Source extract:
———

If you want to read about "leaked benchmarks":

http://wccftech.com/nvidia-gtx-1060-leaked-benchmarks/

(See pictures)

But beware, I read that some benches were made with different processors... so it's very difficult to compare final results as GPU could benefit from a more powerful processor.


----------



## ChevChelios

Quote:


> Originally Posted by *flippin_waffles*
> 
> Will have to see if reviewers are willing to point out how poor this card is going to be from a relevency perspective. Its clear without a doubt what is the best architecture for these new APIs and games. Reviews better show some impartiallity and call NV on all the shortcommings in Pascal and especially Maxwell, Kepler and Fermi that are now being obliterated by their competion. GCN is providing tier and in some cases generational performance improvements from the two major APIs just releasing. There should be very few recommendations given for this card considering how poor it appears to be for new games hitting the market and releasing soon compared to a RX480.

———

Data records:
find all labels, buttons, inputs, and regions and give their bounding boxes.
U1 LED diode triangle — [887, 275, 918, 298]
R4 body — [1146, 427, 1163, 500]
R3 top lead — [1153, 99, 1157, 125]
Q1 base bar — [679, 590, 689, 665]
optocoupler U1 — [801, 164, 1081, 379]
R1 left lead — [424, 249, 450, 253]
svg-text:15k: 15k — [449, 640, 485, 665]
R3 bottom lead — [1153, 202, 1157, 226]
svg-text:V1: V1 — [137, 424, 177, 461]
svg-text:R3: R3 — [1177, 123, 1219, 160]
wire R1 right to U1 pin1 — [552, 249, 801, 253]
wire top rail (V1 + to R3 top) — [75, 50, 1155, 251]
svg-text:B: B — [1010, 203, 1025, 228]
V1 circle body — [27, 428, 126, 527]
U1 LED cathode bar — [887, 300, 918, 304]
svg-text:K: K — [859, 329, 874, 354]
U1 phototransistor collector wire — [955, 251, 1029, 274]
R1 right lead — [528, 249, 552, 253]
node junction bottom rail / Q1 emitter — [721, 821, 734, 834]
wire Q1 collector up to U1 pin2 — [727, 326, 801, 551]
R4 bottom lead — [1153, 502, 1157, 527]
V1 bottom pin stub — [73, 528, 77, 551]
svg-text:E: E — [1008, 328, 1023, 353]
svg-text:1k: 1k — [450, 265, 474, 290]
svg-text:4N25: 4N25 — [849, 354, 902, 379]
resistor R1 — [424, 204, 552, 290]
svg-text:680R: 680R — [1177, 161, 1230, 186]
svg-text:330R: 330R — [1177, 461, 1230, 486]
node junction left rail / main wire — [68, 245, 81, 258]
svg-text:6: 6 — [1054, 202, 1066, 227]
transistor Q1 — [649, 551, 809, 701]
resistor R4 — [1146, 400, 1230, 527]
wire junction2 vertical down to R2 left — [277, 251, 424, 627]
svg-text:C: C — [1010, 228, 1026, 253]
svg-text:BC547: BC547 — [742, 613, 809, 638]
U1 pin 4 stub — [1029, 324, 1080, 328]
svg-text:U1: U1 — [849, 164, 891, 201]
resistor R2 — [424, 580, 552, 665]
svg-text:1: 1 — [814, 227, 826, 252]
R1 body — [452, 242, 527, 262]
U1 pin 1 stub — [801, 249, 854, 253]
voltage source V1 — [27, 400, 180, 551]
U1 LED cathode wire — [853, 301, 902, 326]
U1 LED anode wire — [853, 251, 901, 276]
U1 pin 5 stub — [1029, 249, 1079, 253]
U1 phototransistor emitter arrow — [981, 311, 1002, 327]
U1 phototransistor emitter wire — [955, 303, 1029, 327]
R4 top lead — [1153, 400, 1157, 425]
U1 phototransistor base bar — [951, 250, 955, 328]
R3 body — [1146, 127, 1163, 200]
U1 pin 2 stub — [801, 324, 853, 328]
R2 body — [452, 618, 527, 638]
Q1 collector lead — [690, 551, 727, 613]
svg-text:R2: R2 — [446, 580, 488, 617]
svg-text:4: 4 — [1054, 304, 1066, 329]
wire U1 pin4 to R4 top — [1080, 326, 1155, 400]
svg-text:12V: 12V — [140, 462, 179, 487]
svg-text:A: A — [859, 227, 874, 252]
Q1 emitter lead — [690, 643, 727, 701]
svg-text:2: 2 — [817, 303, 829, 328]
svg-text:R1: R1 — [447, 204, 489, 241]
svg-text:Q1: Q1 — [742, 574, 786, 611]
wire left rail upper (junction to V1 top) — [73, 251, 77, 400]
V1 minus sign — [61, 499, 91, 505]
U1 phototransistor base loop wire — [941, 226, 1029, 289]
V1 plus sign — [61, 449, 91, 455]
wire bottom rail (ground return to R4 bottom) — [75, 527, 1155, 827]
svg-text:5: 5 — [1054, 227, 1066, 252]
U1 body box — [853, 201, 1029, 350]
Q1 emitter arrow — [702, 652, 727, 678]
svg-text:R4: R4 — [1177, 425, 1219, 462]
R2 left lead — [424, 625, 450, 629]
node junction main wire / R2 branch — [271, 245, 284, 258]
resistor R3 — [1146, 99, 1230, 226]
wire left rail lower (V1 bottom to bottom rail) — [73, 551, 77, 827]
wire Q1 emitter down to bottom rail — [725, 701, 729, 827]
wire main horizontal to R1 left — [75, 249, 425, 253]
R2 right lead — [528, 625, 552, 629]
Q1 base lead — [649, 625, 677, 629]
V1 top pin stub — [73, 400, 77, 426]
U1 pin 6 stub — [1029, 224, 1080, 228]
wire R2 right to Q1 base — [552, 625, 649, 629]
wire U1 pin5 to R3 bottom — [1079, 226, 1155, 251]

———

Short task A:
According to the quoted post in the GTX 1060 benchmark thread, Nvidia has shortcomings in which architectures?
Short task B:
In the GTX 1060 benchmark thread, why is it very difficult to compare final results?
Short task C:
Carry on the GTX 1060 benchmark thread from its last line.
The rows stand apart from the GTX 1060 benchmark thread and are separate material.

Expected answer A:
Pascal, Maxwell, Kepler, Fermi

Expected answer B:
Some benchmarks were made with different processors, and a GPU could benefit from a more powerful processor.

Expected answer C:
Pascal is the best architecture to have right now, where you dont have to suffer from the atrocious DX11/OpenGL performance of GCN and forced to rely on DX12 patches which are scarce and take a long time to come out post release

while still getting more benefit out of DX12/Vulkan & async than Maxwell

I expect reviewers to recommend 1060 over the ref 480 for the better cooler, less power draw & noise and better performance .. unless your budget tops out at $200 and you can only afford the ref 4GB 480 (in which case you should probably wait to get a custom 470 or maybe a 1050 anyway)

vs custom 480 it would depend on the prices of specific models, which also vary locally .. but then again no custom 480 will be available for review or sale tomorrow, so cant compare anyway yet


----------



## daviejams

Interesting to see what it's doom performance is with Vulcan and some of the DX12 titles

I bet most of the review sites use DX11 games 1-2 year old though


----------



## Glottis

Quote:


> Originally Posted by *daviejams*
> 
> Interesting to see what it's doom performance is with Vulcan and some of the DX12 titles
> 
> I bet most of the review sites use DX11 games 1-2 year old though


most review sites use games that most people play, which is logical thing to do. most people, especially those buying 1060, will be playing stuff like CSGO, Dota2, WoW, Overwatch. you want review sites to only use DX12/Vulcan games? that doesn't represent how the card will be used.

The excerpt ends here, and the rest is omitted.